Document excerpt:
Various doses of dexamethasone (from 8 mg orally to 1 mg/kg up to 25 mg IV) have been effective in providing postoperative antiemesis. Our previous study demonstrated dexamethasone 10 mg resulted in a significant decrease in the incidence of postoperative emesis (7). This study further demonstrated that dexamethasone 5 mg and 2.5 mg are equally effective as 10 mg, and that all of these doses resulted in significant reductions of the incidence of postoperative emesis when compared with Groups P or D 1.25 mg. Furthermore, there were no differences in the incidence of postoperative emesis among Groups D10, D5, and D2.5 and between Groups D1.25 and P. These results suggest that dexamethasone 2.5 mg represents the established minimum effective dose for the prevention of postoperative emesis after major gynecological surgery.
The fact that five patients of Group P requested rescue antiemetic as compared with none of the dexamethasone-treated groups suggests that dexamethasone can effectively reduce the extent of severity of postoperative emesis, even at a dose of 1.25 mg.

Supplied records:
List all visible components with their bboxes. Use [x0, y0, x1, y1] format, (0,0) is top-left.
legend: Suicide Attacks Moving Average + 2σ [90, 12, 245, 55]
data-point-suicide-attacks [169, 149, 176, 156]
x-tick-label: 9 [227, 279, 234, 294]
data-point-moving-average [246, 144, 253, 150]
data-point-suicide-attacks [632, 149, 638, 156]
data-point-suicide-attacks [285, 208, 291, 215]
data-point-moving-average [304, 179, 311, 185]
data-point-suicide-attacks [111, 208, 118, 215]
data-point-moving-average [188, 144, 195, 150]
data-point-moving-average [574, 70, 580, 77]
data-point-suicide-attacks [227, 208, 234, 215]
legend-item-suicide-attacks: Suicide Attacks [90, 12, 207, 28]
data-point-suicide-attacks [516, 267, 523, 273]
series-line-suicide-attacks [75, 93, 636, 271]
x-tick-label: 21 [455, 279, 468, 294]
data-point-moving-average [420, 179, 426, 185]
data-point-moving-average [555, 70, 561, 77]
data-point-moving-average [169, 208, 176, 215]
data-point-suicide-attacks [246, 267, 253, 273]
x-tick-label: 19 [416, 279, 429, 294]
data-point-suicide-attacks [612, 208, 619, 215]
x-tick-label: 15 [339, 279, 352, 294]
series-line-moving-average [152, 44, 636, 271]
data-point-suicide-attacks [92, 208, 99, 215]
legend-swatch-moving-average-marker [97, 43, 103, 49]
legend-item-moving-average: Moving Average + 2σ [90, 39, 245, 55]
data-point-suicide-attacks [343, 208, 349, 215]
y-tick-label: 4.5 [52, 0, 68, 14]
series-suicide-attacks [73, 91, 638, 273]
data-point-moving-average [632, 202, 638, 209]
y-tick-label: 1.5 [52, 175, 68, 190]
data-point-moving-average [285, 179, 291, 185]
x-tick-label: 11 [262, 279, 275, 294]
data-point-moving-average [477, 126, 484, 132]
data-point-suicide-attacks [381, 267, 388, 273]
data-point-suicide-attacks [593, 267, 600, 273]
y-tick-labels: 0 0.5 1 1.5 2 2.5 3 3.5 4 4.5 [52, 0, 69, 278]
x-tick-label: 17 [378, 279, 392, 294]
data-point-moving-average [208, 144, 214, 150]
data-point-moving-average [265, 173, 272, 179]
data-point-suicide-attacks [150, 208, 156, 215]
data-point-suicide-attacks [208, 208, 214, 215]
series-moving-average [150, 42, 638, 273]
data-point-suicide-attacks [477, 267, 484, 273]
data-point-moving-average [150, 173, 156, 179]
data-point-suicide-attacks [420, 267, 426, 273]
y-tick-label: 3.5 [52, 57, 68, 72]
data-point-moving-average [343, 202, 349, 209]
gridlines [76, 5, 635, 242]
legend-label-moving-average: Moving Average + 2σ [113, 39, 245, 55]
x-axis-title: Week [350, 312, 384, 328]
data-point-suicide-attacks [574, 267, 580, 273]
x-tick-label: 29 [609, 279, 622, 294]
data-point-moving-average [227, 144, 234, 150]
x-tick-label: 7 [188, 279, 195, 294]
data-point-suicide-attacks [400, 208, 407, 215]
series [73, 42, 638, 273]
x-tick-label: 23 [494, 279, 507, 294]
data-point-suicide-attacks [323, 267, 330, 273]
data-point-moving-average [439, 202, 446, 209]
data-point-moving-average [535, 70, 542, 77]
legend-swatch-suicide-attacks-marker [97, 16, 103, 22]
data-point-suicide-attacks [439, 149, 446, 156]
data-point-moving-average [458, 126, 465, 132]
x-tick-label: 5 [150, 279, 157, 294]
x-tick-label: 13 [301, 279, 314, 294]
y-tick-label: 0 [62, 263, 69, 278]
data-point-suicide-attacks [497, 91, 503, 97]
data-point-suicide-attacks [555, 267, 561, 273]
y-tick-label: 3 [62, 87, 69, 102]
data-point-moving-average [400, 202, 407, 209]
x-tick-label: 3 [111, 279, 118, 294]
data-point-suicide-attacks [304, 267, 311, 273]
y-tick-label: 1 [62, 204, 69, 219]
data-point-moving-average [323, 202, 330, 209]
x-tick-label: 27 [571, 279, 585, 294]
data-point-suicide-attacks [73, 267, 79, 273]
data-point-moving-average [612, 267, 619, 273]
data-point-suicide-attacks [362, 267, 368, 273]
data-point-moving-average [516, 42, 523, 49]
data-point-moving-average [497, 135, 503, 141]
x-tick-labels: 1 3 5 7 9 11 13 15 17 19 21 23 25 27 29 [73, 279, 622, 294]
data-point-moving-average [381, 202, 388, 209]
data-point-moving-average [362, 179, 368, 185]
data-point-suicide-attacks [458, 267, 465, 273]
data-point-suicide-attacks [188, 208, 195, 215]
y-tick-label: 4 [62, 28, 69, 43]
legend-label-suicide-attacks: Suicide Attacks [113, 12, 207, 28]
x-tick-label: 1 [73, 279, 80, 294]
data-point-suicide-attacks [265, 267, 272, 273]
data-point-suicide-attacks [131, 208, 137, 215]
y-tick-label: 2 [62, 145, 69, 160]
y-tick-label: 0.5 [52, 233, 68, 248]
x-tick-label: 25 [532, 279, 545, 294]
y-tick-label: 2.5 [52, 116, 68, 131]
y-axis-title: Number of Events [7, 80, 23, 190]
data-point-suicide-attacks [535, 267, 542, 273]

Work order 1: According to the dexamethasone passage, which dose represents the established minimum effective dose for preventing postoperative emesis after major gynecological surgery?
Work order 2: Reproduce the dexamethasone passage from "The fact that" up to and including "of 1.25 mg.".
None of the items is needed here.

Expected answer 1: Dexamethasone 2.5 mg.

Expected answer 2:
The fact that five patients of Group P requested rescue antiemetic as compared with none of the dexamethasone-treated groups suggests that dexamethasone can effectively reduce the extent of severity of postoperative emesis, even at a dose of 1.25 mg.